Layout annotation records
* START *

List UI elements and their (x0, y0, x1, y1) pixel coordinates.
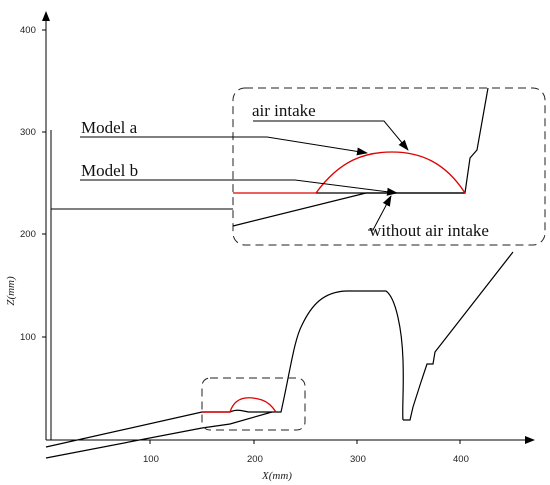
x-tick-label-200: 200 (247, 454, 263, 465)
model-a-leader (80, 136, 368, 156)
enlarged-body-line (232, 87, 489, 227)
z-axis-title: Z(mm) (5, 276, 17, 306)
detail-box-large (232, 87, 546, 246)
body-top-profile (45, 290, 404, 448)
z-ticks (42, 29, 46, 338)
body-bottom-profile (45, 411, 273, 459)
x-tick-label-400: 400 (453, 454, 469, 465)
air-intake-label: air intake (252, 101, 316, 120)
z-tick-label-200: 200 (20, 229, 36, 240)
air-intake-leader (253, 120, 409, 151)
model-b-label: Model b (81, 161, 138, 180)
z-tick-label-400: 400 (20, 25, 36, 36)
z-tick-label-300: 300 (20, 127, 36, 138)
x-tick-label-300: 300 (350, 454, 366, 465)
x-tick-label-100: 100 (143, 454, 159, 465)
z-tick-label-100: 100 (20, 332, 36, 343)
detail-box-small (201, 377, 306, 431)
enlarged-air-intake-bump (315, 151, 466, 194)
without-air-intake-label: without air intake (369, 221, 489, 240)
x-ticks (149, 440, 461, 444)
model-a-label: Model a (81, 118, 138, 137)
rear-profile (403, 251, 514, 421)
air-intake-bump-small (202, 397, 277, 413)
model-b-leader (80, 179, 398, 196)
without-air-intake-leader (368, 195, 392, 231)
x-axis-title: X(mm) (261, 470, 292, 482)
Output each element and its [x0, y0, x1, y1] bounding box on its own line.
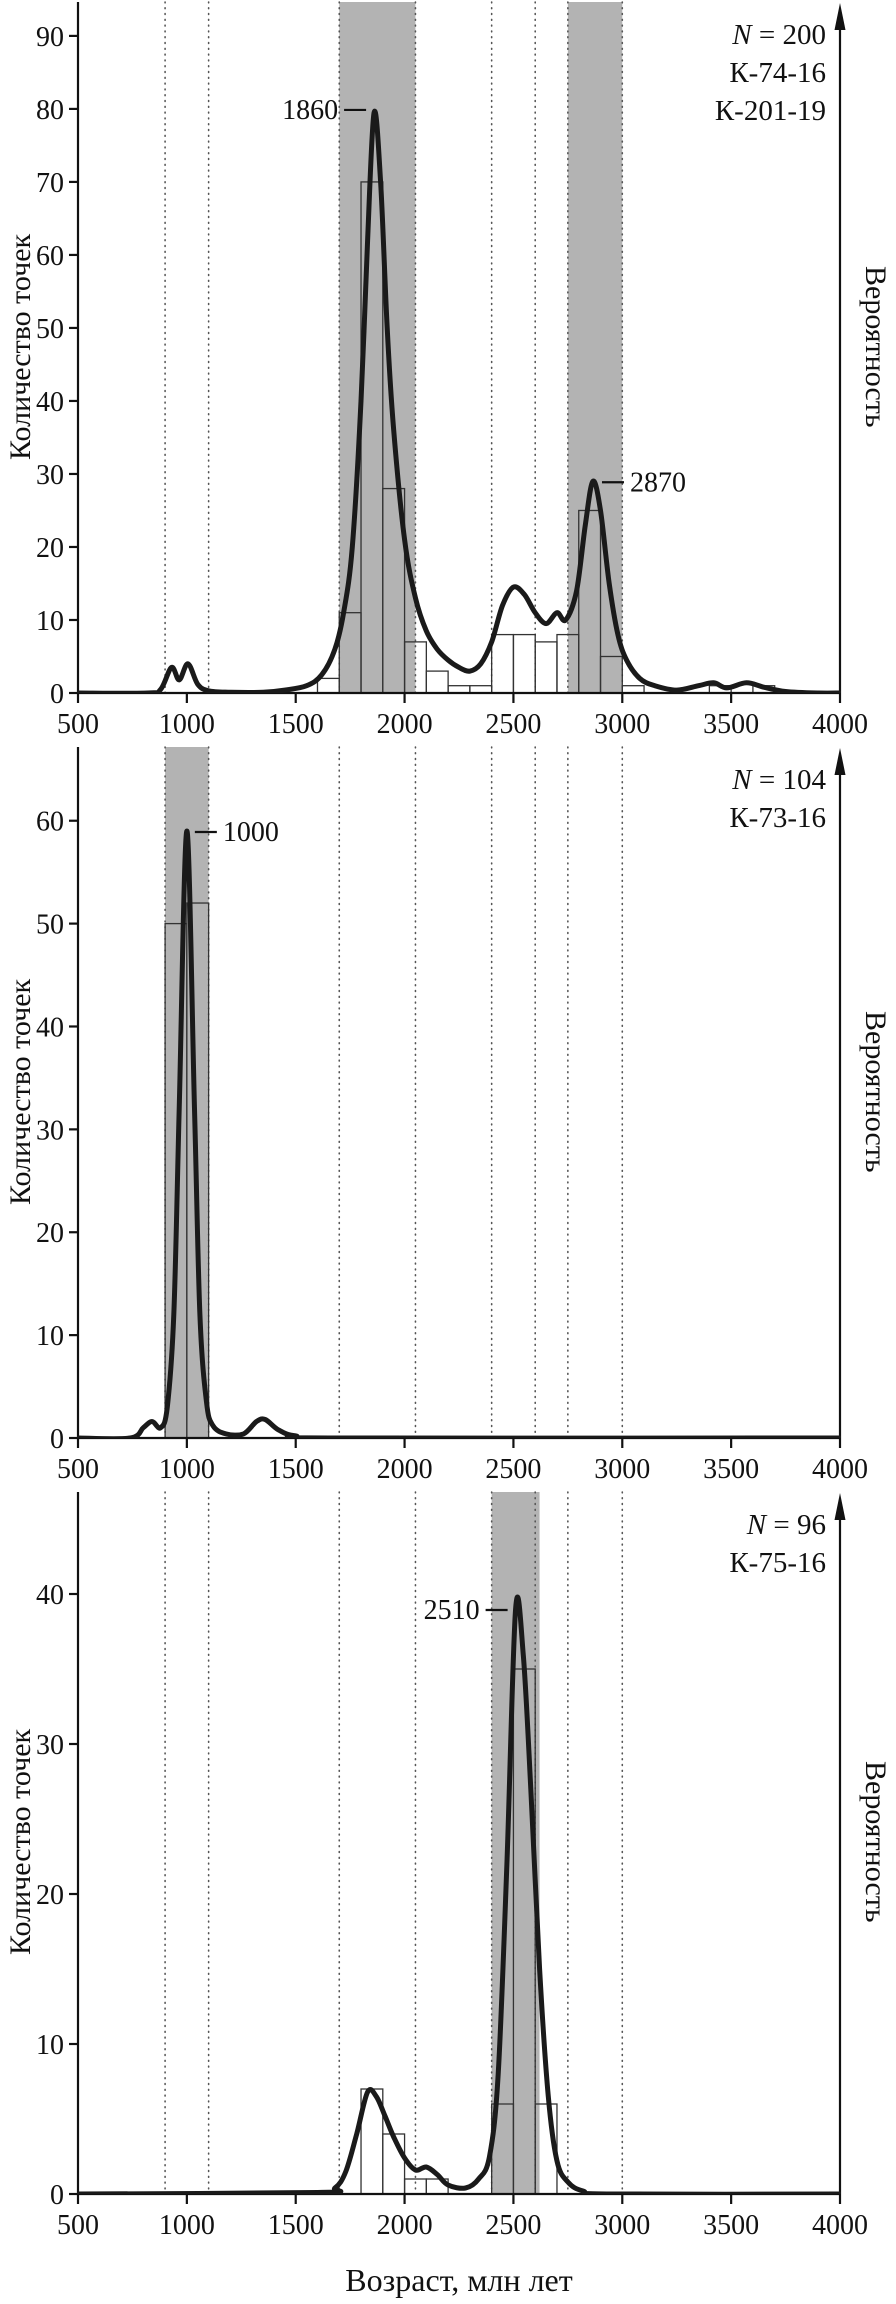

* END *

▸ WHAT TO WORK ON
Locate each line in the entries above that contains the string "small", and copy those lines in full.

▸ RESULT
detail-box-small (201, 377, 306, 431)
air-intake-bump-small (202, 397, 277, 413)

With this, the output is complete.